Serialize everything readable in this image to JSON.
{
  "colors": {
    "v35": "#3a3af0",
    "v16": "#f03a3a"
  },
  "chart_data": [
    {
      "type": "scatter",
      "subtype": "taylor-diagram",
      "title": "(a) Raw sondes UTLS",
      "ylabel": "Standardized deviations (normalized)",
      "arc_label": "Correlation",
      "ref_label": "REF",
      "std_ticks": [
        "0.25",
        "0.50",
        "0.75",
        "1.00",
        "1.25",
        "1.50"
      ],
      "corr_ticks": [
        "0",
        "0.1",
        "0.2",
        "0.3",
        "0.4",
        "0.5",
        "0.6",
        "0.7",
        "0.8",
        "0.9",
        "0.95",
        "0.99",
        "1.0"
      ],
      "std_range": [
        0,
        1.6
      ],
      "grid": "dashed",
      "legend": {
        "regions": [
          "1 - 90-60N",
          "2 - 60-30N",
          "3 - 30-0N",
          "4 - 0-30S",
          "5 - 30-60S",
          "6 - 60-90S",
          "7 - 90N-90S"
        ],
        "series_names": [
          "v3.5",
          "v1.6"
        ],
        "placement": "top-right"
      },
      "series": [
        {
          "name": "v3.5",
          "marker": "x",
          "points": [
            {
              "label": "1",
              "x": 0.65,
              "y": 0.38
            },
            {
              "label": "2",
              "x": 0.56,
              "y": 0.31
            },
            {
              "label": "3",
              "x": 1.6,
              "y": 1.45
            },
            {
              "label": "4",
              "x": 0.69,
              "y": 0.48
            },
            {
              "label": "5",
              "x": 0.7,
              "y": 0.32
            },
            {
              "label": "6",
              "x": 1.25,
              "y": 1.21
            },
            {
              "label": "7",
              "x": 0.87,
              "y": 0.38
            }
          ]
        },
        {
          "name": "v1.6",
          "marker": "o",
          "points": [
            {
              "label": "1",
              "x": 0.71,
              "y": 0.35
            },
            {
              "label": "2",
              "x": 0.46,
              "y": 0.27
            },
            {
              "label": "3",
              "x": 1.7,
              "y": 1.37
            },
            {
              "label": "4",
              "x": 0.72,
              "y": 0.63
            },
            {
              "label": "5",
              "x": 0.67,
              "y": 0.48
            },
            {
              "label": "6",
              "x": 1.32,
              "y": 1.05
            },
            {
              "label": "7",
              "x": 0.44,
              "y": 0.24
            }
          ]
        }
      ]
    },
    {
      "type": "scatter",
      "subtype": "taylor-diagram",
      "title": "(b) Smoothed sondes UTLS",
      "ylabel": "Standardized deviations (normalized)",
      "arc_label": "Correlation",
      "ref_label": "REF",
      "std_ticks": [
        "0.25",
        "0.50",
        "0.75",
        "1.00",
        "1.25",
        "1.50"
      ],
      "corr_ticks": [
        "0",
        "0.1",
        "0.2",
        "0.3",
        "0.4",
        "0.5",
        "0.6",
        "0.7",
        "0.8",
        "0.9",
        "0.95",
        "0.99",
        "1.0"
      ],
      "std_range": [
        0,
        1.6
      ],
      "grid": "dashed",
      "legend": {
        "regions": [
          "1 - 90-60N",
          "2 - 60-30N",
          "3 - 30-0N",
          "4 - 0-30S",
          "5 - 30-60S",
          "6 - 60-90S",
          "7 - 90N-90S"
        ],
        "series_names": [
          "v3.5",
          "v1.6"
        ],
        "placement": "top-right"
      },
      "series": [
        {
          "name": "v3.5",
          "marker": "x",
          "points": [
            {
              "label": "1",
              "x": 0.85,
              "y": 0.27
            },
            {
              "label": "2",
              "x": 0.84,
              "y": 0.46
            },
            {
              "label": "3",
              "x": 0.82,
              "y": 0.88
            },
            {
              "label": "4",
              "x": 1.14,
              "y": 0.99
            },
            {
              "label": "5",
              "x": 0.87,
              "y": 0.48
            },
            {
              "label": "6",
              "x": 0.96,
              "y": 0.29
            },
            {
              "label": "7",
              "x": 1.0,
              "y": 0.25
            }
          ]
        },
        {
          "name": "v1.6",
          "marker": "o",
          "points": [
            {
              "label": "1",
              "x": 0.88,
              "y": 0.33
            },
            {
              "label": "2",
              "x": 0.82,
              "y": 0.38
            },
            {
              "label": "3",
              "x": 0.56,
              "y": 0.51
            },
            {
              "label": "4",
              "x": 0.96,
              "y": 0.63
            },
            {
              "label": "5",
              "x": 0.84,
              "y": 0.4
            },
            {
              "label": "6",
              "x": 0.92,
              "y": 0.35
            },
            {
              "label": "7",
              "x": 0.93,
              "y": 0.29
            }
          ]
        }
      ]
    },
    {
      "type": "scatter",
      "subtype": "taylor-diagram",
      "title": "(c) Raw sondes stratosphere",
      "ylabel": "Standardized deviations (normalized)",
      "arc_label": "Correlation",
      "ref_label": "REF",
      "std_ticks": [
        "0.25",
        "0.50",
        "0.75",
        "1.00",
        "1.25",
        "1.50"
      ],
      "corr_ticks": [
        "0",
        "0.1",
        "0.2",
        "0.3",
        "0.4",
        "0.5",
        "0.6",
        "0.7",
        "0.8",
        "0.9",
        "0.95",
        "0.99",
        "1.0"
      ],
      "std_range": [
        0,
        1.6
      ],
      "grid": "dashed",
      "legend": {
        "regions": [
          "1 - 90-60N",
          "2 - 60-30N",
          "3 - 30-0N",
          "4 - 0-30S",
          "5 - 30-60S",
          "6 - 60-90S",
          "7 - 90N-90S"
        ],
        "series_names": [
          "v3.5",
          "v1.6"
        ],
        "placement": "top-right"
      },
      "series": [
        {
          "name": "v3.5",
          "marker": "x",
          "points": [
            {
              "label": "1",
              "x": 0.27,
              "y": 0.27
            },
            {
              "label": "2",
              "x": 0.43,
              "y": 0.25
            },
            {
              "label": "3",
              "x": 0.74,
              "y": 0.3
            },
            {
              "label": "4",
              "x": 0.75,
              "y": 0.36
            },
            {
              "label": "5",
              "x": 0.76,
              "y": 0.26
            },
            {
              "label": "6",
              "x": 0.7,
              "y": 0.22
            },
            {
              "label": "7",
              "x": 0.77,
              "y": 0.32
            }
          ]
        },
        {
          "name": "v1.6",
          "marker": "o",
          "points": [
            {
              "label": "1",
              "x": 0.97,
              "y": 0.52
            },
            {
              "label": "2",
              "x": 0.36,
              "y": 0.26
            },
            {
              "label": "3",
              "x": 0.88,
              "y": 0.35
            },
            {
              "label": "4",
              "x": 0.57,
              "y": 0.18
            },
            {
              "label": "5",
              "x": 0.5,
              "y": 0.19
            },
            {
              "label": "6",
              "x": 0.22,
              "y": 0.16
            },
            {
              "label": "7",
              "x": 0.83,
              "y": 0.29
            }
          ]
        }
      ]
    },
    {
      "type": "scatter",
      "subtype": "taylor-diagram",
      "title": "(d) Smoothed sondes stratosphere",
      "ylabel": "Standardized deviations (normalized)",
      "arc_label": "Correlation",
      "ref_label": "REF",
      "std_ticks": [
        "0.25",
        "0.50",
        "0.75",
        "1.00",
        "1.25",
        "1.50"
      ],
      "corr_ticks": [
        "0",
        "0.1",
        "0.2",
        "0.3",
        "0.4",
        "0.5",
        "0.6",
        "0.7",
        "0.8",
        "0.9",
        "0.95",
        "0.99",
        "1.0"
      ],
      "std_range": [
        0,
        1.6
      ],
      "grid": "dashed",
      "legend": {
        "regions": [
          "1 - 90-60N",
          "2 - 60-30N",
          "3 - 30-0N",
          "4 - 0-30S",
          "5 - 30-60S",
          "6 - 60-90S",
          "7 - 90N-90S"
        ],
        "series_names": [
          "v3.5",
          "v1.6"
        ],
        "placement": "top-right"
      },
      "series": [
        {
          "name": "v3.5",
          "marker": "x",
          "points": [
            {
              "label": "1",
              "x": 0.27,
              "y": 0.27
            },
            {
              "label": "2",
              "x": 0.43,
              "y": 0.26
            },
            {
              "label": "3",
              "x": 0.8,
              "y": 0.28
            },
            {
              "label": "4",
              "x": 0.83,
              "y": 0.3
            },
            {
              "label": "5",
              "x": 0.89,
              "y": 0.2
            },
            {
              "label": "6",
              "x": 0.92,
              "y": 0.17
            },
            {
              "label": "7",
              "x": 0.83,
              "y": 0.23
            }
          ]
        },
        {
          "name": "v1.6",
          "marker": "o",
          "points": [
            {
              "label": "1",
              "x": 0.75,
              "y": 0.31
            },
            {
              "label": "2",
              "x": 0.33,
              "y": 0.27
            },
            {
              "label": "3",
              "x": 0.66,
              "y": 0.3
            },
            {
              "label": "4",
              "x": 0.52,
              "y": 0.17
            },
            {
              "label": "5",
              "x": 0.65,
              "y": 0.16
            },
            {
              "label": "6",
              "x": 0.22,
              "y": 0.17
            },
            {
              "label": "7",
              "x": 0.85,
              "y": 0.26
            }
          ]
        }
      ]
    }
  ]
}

● Problem statement
List the lines of the entries that include "Smoothed".

● Reply
      "title": "(b) Smoothed sondes UTLS",
      "title": "(d) Smoothed sondes stratosphere",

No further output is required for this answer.